━━━━━ MATERIAL SHOWN ━━━━━

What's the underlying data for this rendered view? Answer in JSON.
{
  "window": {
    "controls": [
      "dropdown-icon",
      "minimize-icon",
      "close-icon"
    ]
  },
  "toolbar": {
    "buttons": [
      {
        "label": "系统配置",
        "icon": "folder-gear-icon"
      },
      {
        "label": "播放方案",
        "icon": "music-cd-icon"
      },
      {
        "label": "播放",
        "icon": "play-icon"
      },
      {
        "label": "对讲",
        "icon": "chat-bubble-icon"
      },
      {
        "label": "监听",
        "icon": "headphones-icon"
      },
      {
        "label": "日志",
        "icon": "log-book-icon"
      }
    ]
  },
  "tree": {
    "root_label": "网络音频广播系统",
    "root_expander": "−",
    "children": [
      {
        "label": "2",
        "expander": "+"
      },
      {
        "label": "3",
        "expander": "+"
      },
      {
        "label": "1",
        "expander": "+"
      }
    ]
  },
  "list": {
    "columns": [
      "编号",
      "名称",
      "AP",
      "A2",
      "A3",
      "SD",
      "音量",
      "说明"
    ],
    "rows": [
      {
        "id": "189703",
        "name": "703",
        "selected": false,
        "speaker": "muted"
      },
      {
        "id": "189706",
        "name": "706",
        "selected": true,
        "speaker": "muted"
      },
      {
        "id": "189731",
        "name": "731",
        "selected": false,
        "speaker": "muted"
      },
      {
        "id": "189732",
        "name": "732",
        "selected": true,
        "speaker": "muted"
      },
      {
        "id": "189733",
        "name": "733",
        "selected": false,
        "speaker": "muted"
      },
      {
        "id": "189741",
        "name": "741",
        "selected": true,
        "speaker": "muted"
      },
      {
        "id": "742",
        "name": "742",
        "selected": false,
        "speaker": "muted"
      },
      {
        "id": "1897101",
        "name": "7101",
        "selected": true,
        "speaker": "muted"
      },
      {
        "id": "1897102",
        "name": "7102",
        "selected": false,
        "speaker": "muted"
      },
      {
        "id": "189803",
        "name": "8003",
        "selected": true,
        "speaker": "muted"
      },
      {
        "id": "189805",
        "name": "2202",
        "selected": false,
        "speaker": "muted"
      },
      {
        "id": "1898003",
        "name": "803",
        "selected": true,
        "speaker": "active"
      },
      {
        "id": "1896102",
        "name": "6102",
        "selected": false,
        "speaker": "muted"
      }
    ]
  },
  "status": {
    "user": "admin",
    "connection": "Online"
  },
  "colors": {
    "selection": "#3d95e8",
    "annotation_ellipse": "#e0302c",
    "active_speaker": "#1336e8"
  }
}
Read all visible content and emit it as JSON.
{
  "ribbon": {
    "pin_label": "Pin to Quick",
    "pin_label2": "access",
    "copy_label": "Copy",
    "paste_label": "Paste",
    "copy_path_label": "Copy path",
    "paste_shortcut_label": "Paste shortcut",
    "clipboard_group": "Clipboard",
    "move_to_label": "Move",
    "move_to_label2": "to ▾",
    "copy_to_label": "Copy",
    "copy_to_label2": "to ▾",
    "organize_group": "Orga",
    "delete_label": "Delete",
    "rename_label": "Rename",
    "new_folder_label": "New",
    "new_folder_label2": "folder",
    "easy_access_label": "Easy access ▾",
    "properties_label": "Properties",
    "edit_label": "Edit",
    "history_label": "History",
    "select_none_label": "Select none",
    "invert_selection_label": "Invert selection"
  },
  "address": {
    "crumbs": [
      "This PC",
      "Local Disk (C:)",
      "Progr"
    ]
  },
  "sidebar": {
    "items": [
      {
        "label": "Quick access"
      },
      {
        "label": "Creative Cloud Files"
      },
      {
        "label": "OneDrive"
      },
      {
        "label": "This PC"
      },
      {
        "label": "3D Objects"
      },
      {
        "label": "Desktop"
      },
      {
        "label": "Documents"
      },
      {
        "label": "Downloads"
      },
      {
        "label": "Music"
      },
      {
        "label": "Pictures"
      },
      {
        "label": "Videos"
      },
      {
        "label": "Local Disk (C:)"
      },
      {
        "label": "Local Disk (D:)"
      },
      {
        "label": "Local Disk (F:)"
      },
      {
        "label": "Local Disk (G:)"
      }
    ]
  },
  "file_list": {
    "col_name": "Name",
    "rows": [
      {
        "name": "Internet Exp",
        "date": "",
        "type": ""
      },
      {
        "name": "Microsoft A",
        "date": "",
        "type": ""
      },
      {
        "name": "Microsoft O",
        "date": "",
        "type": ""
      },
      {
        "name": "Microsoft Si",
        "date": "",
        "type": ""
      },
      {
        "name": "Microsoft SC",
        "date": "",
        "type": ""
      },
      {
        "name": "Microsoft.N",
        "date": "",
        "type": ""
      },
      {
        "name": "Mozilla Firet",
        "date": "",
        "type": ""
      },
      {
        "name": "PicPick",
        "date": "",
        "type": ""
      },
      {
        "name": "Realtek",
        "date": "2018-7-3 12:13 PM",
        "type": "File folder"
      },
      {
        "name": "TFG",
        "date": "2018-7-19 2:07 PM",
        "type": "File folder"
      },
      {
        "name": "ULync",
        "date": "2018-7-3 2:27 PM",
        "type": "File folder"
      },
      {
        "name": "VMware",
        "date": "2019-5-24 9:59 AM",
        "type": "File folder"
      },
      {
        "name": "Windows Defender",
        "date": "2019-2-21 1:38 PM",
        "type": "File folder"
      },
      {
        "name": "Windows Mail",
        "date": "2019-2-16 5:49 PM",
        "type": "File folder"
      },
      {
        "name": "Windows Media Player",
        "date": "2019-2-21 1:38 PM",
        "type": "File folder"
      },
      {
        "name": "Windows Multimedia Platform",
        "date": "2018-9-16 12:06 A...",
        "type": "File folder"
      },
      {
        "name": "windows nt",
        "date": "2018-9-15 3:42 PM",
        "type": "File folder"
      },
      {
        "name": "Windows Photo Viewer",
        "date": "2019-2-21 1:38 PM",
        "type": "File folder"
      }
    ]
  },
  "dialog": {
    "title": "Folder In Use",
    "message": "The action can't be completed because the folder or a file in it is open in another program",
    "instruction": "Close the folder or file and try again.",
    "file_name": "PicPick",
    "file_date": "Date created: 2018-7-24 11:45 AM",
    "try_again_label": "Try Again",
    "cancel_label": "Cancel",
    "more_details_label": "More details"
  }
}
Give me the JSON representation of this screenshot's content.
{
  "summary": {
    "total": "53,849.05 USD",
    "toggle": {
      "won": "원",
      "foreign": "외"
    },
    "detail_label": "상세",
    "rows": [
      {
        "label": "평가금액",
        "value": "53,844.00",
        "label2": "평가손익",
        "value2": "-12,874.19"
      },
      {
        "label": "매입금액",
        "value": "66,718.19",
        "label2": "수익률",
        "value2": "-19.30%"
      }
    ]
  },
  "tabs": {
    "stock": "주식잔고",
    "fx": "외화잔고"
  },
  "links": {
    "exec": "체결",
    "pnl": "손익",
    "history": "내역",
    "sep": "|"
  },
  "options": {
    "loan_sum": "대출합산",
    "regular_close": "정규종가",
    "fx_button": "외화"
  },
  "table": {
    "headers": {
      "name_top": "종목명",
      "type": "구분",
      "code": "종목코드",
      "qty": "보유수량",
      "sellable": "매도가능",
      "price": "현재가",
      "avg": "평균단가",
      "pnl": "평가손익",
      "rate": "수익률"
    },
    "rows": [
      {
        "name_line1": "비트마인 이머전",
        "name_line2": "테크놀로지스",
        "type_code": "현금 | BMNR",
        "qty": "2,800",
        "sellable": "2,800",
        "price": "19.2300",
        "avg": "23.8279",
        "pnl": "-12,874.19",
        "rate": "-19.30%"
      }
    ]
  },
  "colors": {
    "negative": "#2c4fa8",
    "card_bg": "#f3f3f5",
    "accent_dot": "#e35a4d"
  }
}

━━━━━

▶ _CHALLENGE_
Make an exact copy of the data above.

▶ _CORRECT OUTPUT_
What's the underlying data for this rendered view? Answer in JSON.
{
  "window": {
    "controls": [
      "dropdown-icon",
      "minimize-icon",
      "close-icon"
    ]
  },
  "toolbar": {
    "buttons": [
      {
        "label": "系统配置",
        "icon": "folder-gear-icon"
      },
      {
        "label": "播放方案",
        "icon": "music-cd-icon"
      },
      {
        "label": "播放",
        "icon": "play-icon"
      },
      {
        "label": "对讲",
        "icon": "chat-bubble-icon"
      },
      {
        "label": "监听",
        "icon": "headphones-icon"
      },
      {
        "label": "日志",
        "icon": "log-book-icon"
      }
    ]
  },
  "tree": {
    "root_label": "网络音频广播系统",
    "root_expander": "−",
    "children": [
      {
        "label": "2",
        "expander": "+"
      },
      {
        "label": "3",
        "expander": "+"
      },
      {
        "label": "1",
        "expander": "+"
      }
    ]
  },
  "list": {
    "columns": [
      "编号",
      "名称",
      "AP",
      "A2",
      "A3",
      "SD",
      "音量",
      "说明"
    ],
    "rows": [
      {
        "id": "189703",
        "name": "703",
        "selected": false,
        "speaker": "muted"
      },
      {
        "id": "189706",
        "name": "706",
        "selected": true,
        "speaker": "muted"
      },
      {
        "id": "189731",
        "name": "731",
        "selected": false,
        "speaker": "muted"
      },
      {
        "id": "189732",
        "name": "732",
        "selected": true,
        "speaker": "muted"
      },
      {
        "id": "189733",
        "name": "733",
        "selected": false,
        "speaker": "muted"
      },
      {
        "id": "189741",
        "name": "741",
        "selected": true,
        "speaker": "muted"
      },
      {
        "id": "742",
        "name": "742",
        "selected": false,
        "speaker": "muted"
      },
      {
        "id": "1897101",
        "name": "7101",
        "selected": true,
        "speaker": "muted"
      },
      {
        "id": "1897102",
        "name": "7102",
        "selected": false,
        "speaker": "muted"
      },
      {
        "id": "189803",
        "name": "8003",
        "selected": true,
        "speaker": "muted"
      },
      {
        "id": "189805",
        "name": "2202",
        "selected": false,
        "speaker": "muted"
      },
      {
        "id": "1898003",
        "name": "803",
        "selected": true,
        "speaker": "active"
      },
      {
        "id": "1896102",
        "name": "6102",
        "selected": false,
        "speaker": "muted"
      }
    ]
  },
  "status": {
    "user": "admin",
    "connection": "Online"
  },
  "colors": {
    "selection": "#3d95e8",
    "annotation_ellipse": "#e0302c",
    "active_speaker": "#1336e8"
  }
}
Read all visible content and emit it as JSON.
{
  "ribbon": {
    "pin_label": "Pin to Quick",
    "pin_label2": "access",
    "copy_label": "Copy",
    "paste_label": "Paste",
    "copy_path_label": "Copy path",
    "paste_shortcut_label": "Paste shortcut",
    "clipboard_group": "Clipboard",
    "move_to_label": "Move",
    "move_to_label2": "to ▾",
    "copy_to_label": "Copy",
    "copy_to_label2": "to ▾",
    "organize_group": "Orga",
    "delete_label": "Delete",
    "rename_label": "Rename",
    "new_folder_label": "New",
    "new_folder_label2": "folder",
    "easy_access_label": "Easy access ▾",
    "properties_label": "Properties",
    "edit_label": "Edit",
    "history_label": "History",
    "select_none_label": "Select none",
    "invert_selection_label": "Invert selection"
  },
  "address": {
    "crumbs": [
      "This PC",
      "Local Disk (C:)",
      "Progr"
    ]
  },
  "sidebar": {
    "items": [
      {
        "label": "Quick access"
      },
      {
        "label": "Creative Cloud Files"
      },
      {
        "label": "OneDrive"
      },
      {
        "label": "This PC"
      },
      {
        "label": "3D Objects"
      },
      {
        "label": "Desktop"
      },
      {
        "label": "Documents"
      },
      {
        "label": "Downloads"
      },
      {
        "label": "Music"
      },
      {
        "label": "Pictures"
      },
      {
        "label": "Videos"
      },
      {
        "label": "Local Disk (C:)"
      },
      {
        "label": "Local Disk (D:)"
      },
      {
        "label": "Local Disk (F:)"
      },
      {
        "label": "Local Disk (G:)"
      }
    ]
  },
  "file_list": {
    "col_name": "Name",
    "rows": [
      {
        "name": "Internet Exp",
        "date": "",
        "type": ""
      },
      {
        "name": "Microsoft A",
        "date": "",
        "type": ""
      },
      {
        "name": "Microsoft O",
        "date": "",
        "type": ""
      },
      {
        "name": "Microsoft Si",
        "date": "",
        "type": ""
      },
      {
        "name": "Microsoft SC",
        "date": "",
        "type": ""
      },
      {
        "name": "Microsoft.N",
        "date": "",
        "type": ""
      },
      {
        "name": "Mozilla Firet",
        "date": "",
        "type": ""
      },
      {
        "name": "PicPick",
        "date": "",
        "type": ""
      },
      {
        "name": "Realtek",
        "date": "2018-7-3 12:13 PM",
        "type": "File folder"
      },
      {
        "name": "TFG",
        "date": "2018-7-19 2:07 PM",
        "type": "File folder"
      },
      {
        "name": "ULync",
        "date": "2018-7-3 2:27 PM",
        "type": "File folder"
      },
      {
        "name": "VMware",
        "date": "2019-5-24 9:59 AM",
        "type": "File folder"
      },
      {
        "name": "Windows Defender",
        "date": "2019-2-21 1:38 PM",
        "type": "File folder"
      },
      {
        "name": "Windows Mail",
        "date": "2019-2-16 5:49 PM",
        "type": "File folder"
      },
      {
        "name": "Windows Media Player",
        "date": "2019-2-21 1:38 PM",
        "type": "File folder"
      },
      {
        "name": "Windows Multimedia Platform",
        "date": "2018-9-16 12:06 A...",
        "type": "File folder"
      },
      {
        "name": "windows nt",
        "date": "2018-9-15 3:42 PM",
        "type": "File folder"
      },
      {
        "name": "Windows Photo Viewer",
        "date": "2019-2-21 1:38 PM",
        "type": "File folder"
      }
    ]
  },
  "dialog": {
    "title": "Folder In Use",
    "message": "The action can't be completed because the folder or a file in it is open in another program",
    "instruction": "Close the folder or file and try again.",
    "file_name": "PicPick",
    "file_date": "Date created: 2018-7-24 11:45 AM",
    "try_again_label": "Try Again",
    "cancel_label": "Cancel",
    "more_details_label": "More details"
  }
}
Give me the JSON representation of this screenshot's content.
{
  "summary": {
    "total": "53,849.05 USD",
    "toggle": {
      "won": "원",
      "foreign": "외"
    },
    "detail_label": "상세",
    "rows": [
      {
        "label": "평가금액",
        "value": "53,844.00",
        "label2": "평가손익",
        "value2": "-12,874.19"
      },
      {
        "label": "매입금액",
        "value": "66,718.19",
        "label2": "수익률",
        "value2": "-19.30%"
      }
    ]
  },
  "tabs": {
    "stock": "주식잔고",
    "fx": "외화잔고"
  },
  "links": {
    "exec": "체결",
    "pnl": "손익",
    "history": "내역",
    "sep": "|"
  },
  "options": {
    "loan_sum": "대출합산",
    "regular_close": "정규종가",
    "fx_button": "외화"
  },
  "table": {
    "headers": {
      "name_top": "종목명",
      "type": "구분",
      "code": "종목코드",
      "qty": "보유수량",
      "sellable": "매도가능",
      "price": "현재가",
      "avg": "평균단가",
      "pnl": "평가손익",
      "rate": "수익률"
    },
    "rows": [
      {
        "name_line1": "비트마인 이머전",
        "name_line2": "테크놀로지스",
        "type_code": "현금 | BMNR",
        "qty": "2,800",
        "sellable": "2,800",
        "price": "19.2300",
        "avg": "23.8279",
        "pnl": "-12,874.19",
        "rate": "-19.30%"
      }
    ]
  },
  "colors": {
    "negative": "#2c4fa8",
    "card_bg": "#f3f3f5",
    "accent_dot": "#e35a4d"
  }
}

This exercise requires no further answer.